start

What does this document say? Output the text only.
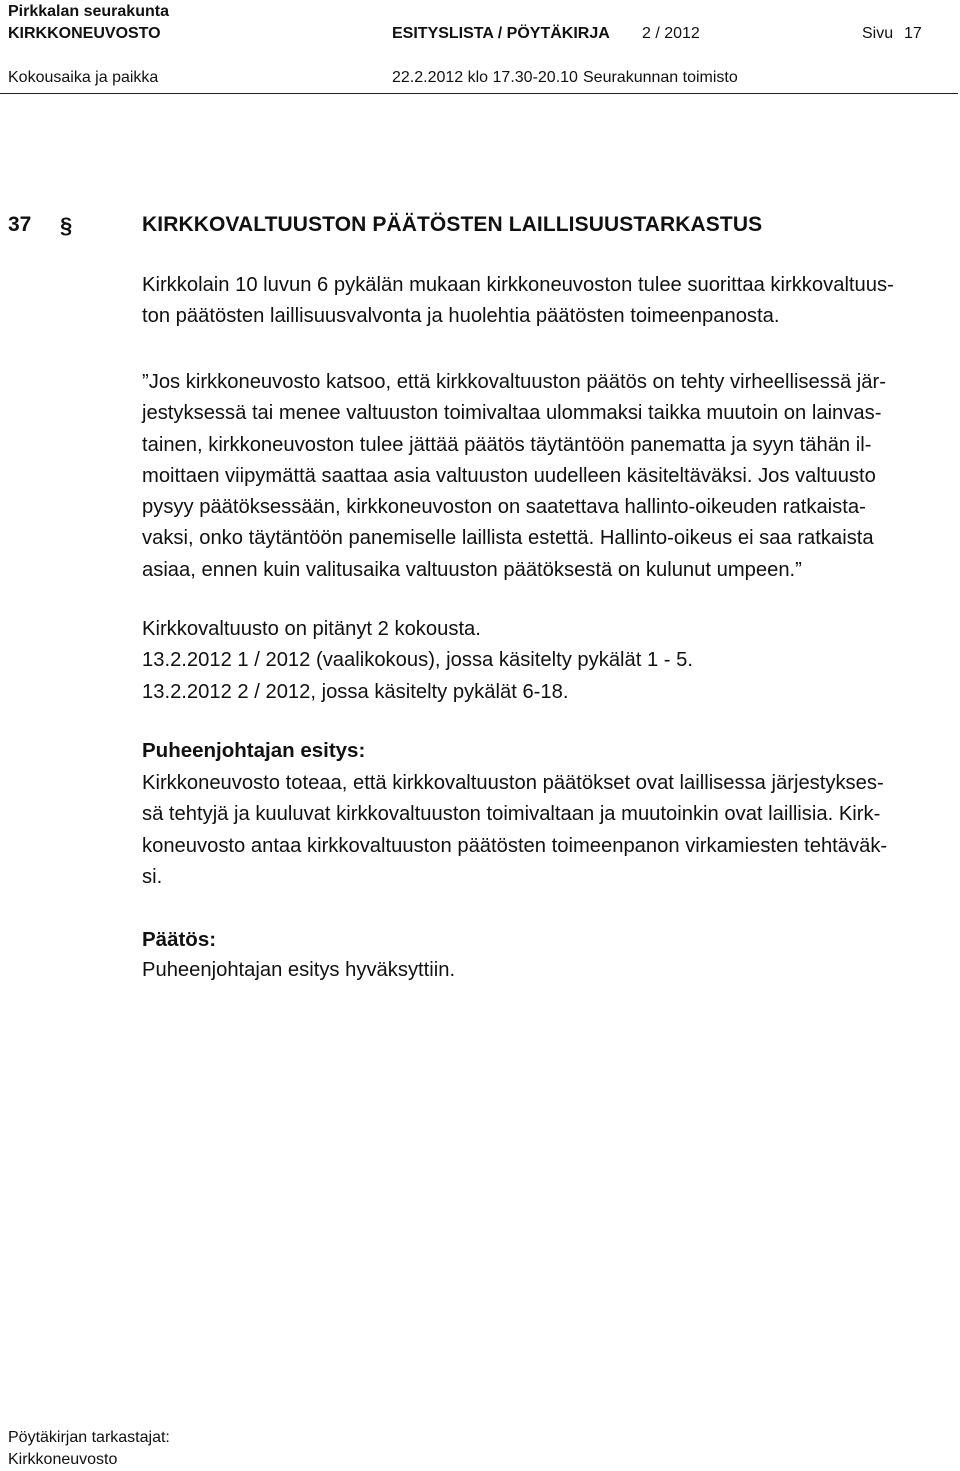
Pirkkalan seurakunta
KIRKKONEUVOSTO	ESITYSLISTA / PÖYTÄKIRJA 2 / 2012	Sivu 17
Kokousaika ja paikka	22.2.2012 klo 17.30-20.10 Seurakunnan toimisto
37 §	KIRKKOVALTUUSTON PÄÄTÖSTEN LAILLISUUSTARKASTUS
Kirkkolain 10 luvun 6 pykälän mukaan kirkkoneuvoston tulee suorittaa kirkkovaltuus-
ton päätösten laillisuusvalvonta ja huolehtia päätösten toimeenpanosta.
”Jos kirkkoneuvosto katsoo, että kirkkovaltuuston päätös on tehty virheellisessä jär-
jestyksessä tai menee valtuuston toimivaltaa ulommaksi taikka muutoin on lainvas-
tainen, kirkkoneuvoston tulee jättää päätös täytäntöön panematta ja syyn tähän il-
moittaen viipymättä saattaa asia valtuuston uudelleen käsiteltäväksi. Jos valtuusto
pysyy päätöksessään, kirkkoneuvoston on saatettava hallinto-oikeuden ratkaista-
vaksi, onko täytäntöön panemiselle laillista estettä. Hallinto-oikeus ei saa ratkaista
asiaa, ennen kuin valitusaika valtuuston päätöksestä on kulunut umpeen.”
Kirkkovaltuusto on pitänyt 2 kokousta.
13.2.2012 1 / 2012 (vaalikokous), jossa käsitelty pykälät 1 - 5.
13.2.2012 2 / 2012, jossa käsitelty pykälät 6-18.
Puheenjohtajan esitys:
Kirkkoneuvosto toteaa, että kirkkovaltuuston päätökset ovat laillisessa järjestykses-
sä tehtyjä ja kuuluvat kirkkovaltuuston toimivaltaan ja muutoinkin ovat laillisia. Kirk-
koneuvosto antaa kirkkovaltuuston päätösten toimeenpanon virkamiesten tehtäväk-
si.
Päätös:
Puheenjohtajan esitys hyväksyttiin.
Pöytäkirjan tarkastajat:
Kirkkoneuvosto
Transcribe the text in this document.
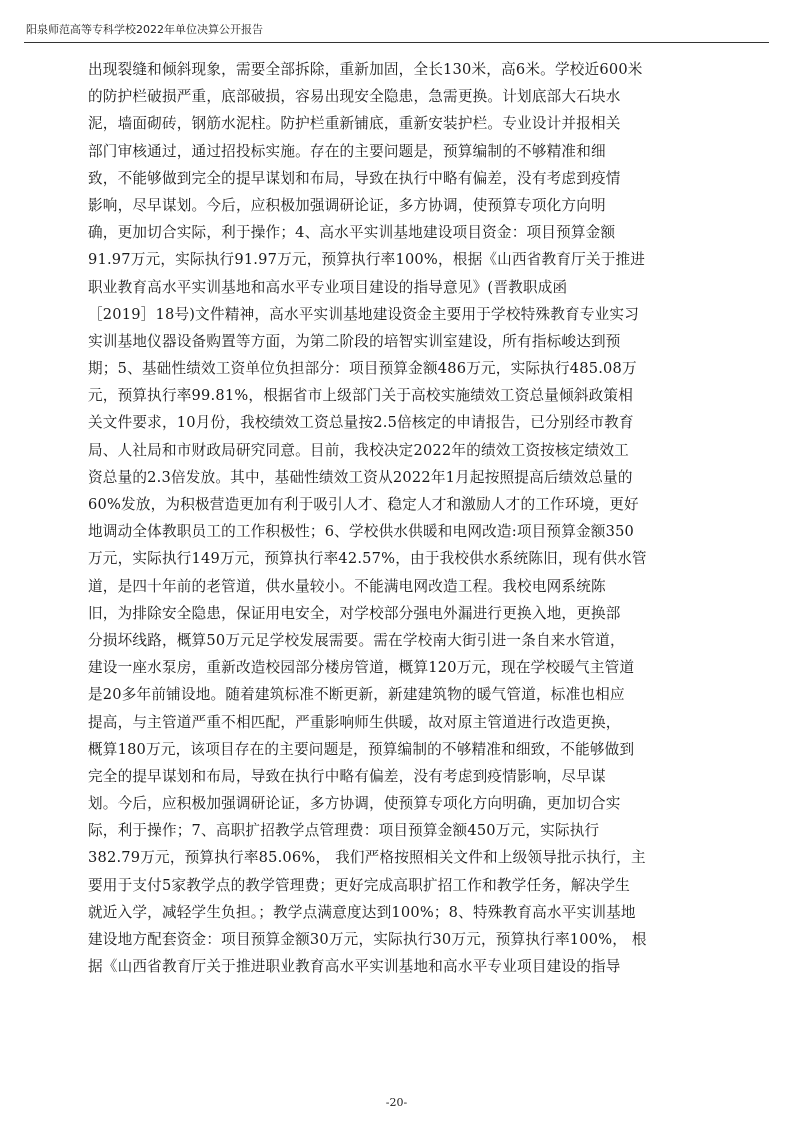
阳泉师范高等专科学校2022年单位决算公开报告
出现裂缝和倾斜现象，需要全部拆除，重新加固，全长130米，高6米。学校近600米
的防护栏破损严重，底部破损，容易出现安全隐患，急需更换。计划底部大石块水
泥，墙面砌砖，钢筋水泥柱。防护栏重新铺底，重新安装护栏。专业设计并报相关
部门审核通过，通过招投标实施。存在的主要问题是，预算编制的不够精准和细
致，不能够做到完全的提早谋划和布局，导致在执行中略有偏差，没有考虑到疫情
影响，尽早谋划。今后，应积极加强调研论证，多方协调，使预算专项化方向明
确，更加切合实际，利于操作；4、高水平实训基地建设项目资金：项目预算金额
91.97万元，实际执行91.97万元，预算执行率100%，根据《山西省教育厅关于推进
职业教育高水平实训基地和高水平专业项目建设的指导意见》(晋教职成函
［2019］18号)文件精神，高水平实训基地建设资金主要用于学校特殊教育专业实习
实训基地仪器设备购置等方面，为第二阶段的培智实训室建设，所有指标峻达到预
期；5、基础性绩效工资单位负担部分：项目预算金额486万元，实际执行485.08万
元，预算执行率99.81%，根据省市上级部门关于高校实施绩效工资总量倾斜政策相
关文件要求，10月份，我校绩效工资总量按2.5倍核定的申请报告，已分别经市教育
局、人社局和市财政局研究同意。目前，我校决定2022年的绩效工资按核定绩效工
资总量的2.3倍发放。其中，基础性绩效工资从2022年1月起按照提高后绩效总量的
60%发放，为积极营造更加有利于吸引人才、稳定人才和激励人才的工作环境，更好
地调动全体教职员工的工作积极性；6、学校供水供暖和电网改造:项目预算金额350
万元，实际执行149万元，预算执行率42.57%，由于我校供水系统陈旧，现有供水管
道，是四十年前的老管道，供水量较小。不能满电网改造工程。我校电网系统陈
旧，为排除安全隐患，保证用电安全，对学校部分强电外漏进行更换入地，更换部
分损坏线路，概算50万元足学校发展需要。需在学校南大街引进一条自来水管道，
建设一座水泵房，重新改造校园部分楼房管道，概算120万元，现在学校暖气主管道
是20多年前铺设地。随着建筑标准不断更新，新建建筑物的暖气管道，标准也相应
提高，与主管道严重不相匹配，严重影响师生供暖，故对原主管道进行改造更换，
概算180万元，该项目存在的主要问题是，预算编制的不够精准和细致，不能够做到
完全的提早谋划和布局，导致在执行中略有偏差，没有考虑到疫情影响，尽早谋
划。今后，应积极加强调研论证，多方协调，使预算专项化方向明确，更加切合实
际，利于操作；7、高职扩招教学点管理费：项目预算金额450万元，实际执行
382.79万元，预算执行率85.06%， 我们严格按照相关文件和上级领导批示执行，主
要用于支付5家教学点的教学管理费；更好完成高职扩招工作和教学任务，解决学生
就近入学，减轻学生负担。；教学点满意度达到100%；8、特殊教育高水平实训基地
建设地方配套资金：项目预算金额30万元，实际执行30万元，预算执行率100%， 根
据《山西省教育厅关于推进职业教育高水平实训基地和高水平专业项目建设的指导
-20-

end

- [Task statement] Each entry gets copied exactly; the pictures stay out.

- [Complete answer]
What does this document say? Output the text only.
Pirkkalan seurakunta
KIRKKONEUVOSTO	ESITYSLISTA / PÖYTÄKIRJA 2 / 2012	Sivu 17
Kokousaika ja paikka	22.2.2012 klo 17.30-20.10 Seurakunnan toimisto
37 §	KIRKKOVALTUUSTON PÄÄTÖSTEN LAILLISUUSTARKASTUS
Kirkkolain 10 luvun 6 pykälän mukaan kirkkoneuvoston tulee suorittaa kirkkovaltuus-
ton päätösten laillisuusvalvonta ja huolehtia päätösten toimeenpanosta.
”Jos kirkkoneuvosto katsoo, että kirkkovaltuuston päätös on tehty virheellisessä jär-
jestyksessä tai menee valtuuston toimivaltaa ulommaksi taikka muutoin on lainvas-
tainen, kirkkoneuvoston tulee jättää päätös täytäntöön panematta ja syyn tähän il-
moittaen viipymättä saattaa asia valtuuston uudelleen käsiteltäväksi. Jos valtuusto
pysyy päätöksessään, kirkkoneuvoston on saatettava hallinto-oikeuden ratkaista-
vaksi, onko täytäntöön panemiselle laillista estettä. Hallinto-oikeus ei saa ratkaista
asiaa, ennen kuin valitusaika valtuuston päätöksestä on kulunut umpeen.”
Kirkkovaltuusto on pitänyt 2 kokousta.
13.2.2012 1 / 2012 (vaalikokous), jossa käsitelty pykälät 1 - 5.
13.2.2012 2 / 2012, jossa käsitelty pykälät 6-18.
Puheenjohtajan esitys:
Kirkkoneuvosto toteaa, että kirkkovaltuuston päätökset ovat laillisessa järjestykses-
sä tehtyjä ja kuuluvat kirkkovaltuuston toimivaltaan ja muutoinkin ovat laillisia. Kirk-
koneuvosto antaa kirkkovaltuuston päätösten toimeenpanon virkamiesten tehtäväk-
si.
Päätös:
Puheenjohtajan esitys hyväksyttiin.
Pöytäkirjan tarkastajat:
Kirkkoneuvosto
Transcribe the text in this document.
阳泉师范高等专科学校2022年单位决算公开报告
出现裂缝和倾斜现象，需要全部拆除，重新加固，全长130米，高6米。学校近600米
的防护栏破损严重，底部破损，容易出现安全隐患，急需更换。计划底部大石块水
泥，墙面砌砖，钢筋水泥柱。防护栏重新铺底，重新安装护栏。专业设计并报相关
部门审核通过，通过招投标实施。存在的主要问题是，预算编制的不够精准和细
致，不能够做到完全的提早谋划和布局，导致在执行中略有偏差，没有考虑到疫情
影响，尽早谋划。今后，应积极加强调研论证，多方协调，使预算专项化方向明
确，更加切合实际，利于操作；4、高水平实训基地建设项目资金：项目预算金额
91.97万元，实际执行91.97万元，预算执行率100%，根据《山西省教育厅关于推进
职业教育高水平实训基地和高水平专业项目建设的指导意见》(晋教职成函
［2019］18号)文件精神，高水平实训基地建设资金主要用于学校特殊教育专业实习
实训基地仪器设备购置等方面，为第二阶段的培智实训室建设，所有指标峻达到预
期；5、基础性绩效工资单位负担部分：项目预算金额486万元，实际执行485.08万
元，预算执行率99.81%，根据省市上级部门关于高校实施绩效工资总量倾斜政策相
关文件要求，10月份，我校绩效工资总量按2.5倍核定的申请报告，已分别经市教育
局、人社局和市财政局研究同意。目前，我校决定2022年的绩效工资按核定绩效工
资总量的2.3倍发放。其中，基础性绩效工资从2022年1月起按照提高后绩效总量的
60%发放，为积极营造更加有利于吸引人才、稳定人才和激励人才的工作环境，更好
地调动全体教职员工的工作积极性；6、学校供水供暖和电网改造:项目预算金额350
万元，实际执行149万元，预算执行率42.57%，由于我校供水系统陈旧，现有供水管
道，是四十年前的老管道，供水量较小。不能满电网改造工程。我校电网系统陈
旧，为排除安全隐患，保证用电安全，对学校部分强电外漏进行更换入地，更换部
分损坏线路，概算50万元足学校发展需要。需在学校南大街引进一条自来水管道，
建设一座水泵房，重新改造校园部分楼房管道，概算120万元，现在学校暖气主管道
是20多年前铺设地。随着建筑标准不断更新，新建建筑物的暖气管道，标准也相应
提高，与主管道严重不相匹配，严重影响师生供暖，故对原主管道进行改造更换，
概算180万元，该项目存在的主要问题是，预算编制的不够精准和细致，不能够做到
完全的提早谋划和布局，导致在执行中略有偏差，没有考虑到疫情影响，尽早谋
划。今后，应积极加强调研论证，多方协调，使预算专项化方向明确，更加切合实
际，利于操作；7、高职扩招教学点管理费：项目预算金额450万元，实际执行
382.79万元，预算执行率85.06%， 我们严格按照相关文件和上级领导批示执行，主
要用于支付5家教学点的教学管理费；更好完成高职扩招工作和教学任务，解决学生
就近入学，减轻学生负担。；教学点满意度达到100%；8、特殊教育高水平实训基地
建设地方配套资金：项目预算金额30万元，实际执行30万元，预算执行率100%， 根
据《山西省教育厅关于推进职业教育高水平实训基地和高水平专业项目建设的指导
-20-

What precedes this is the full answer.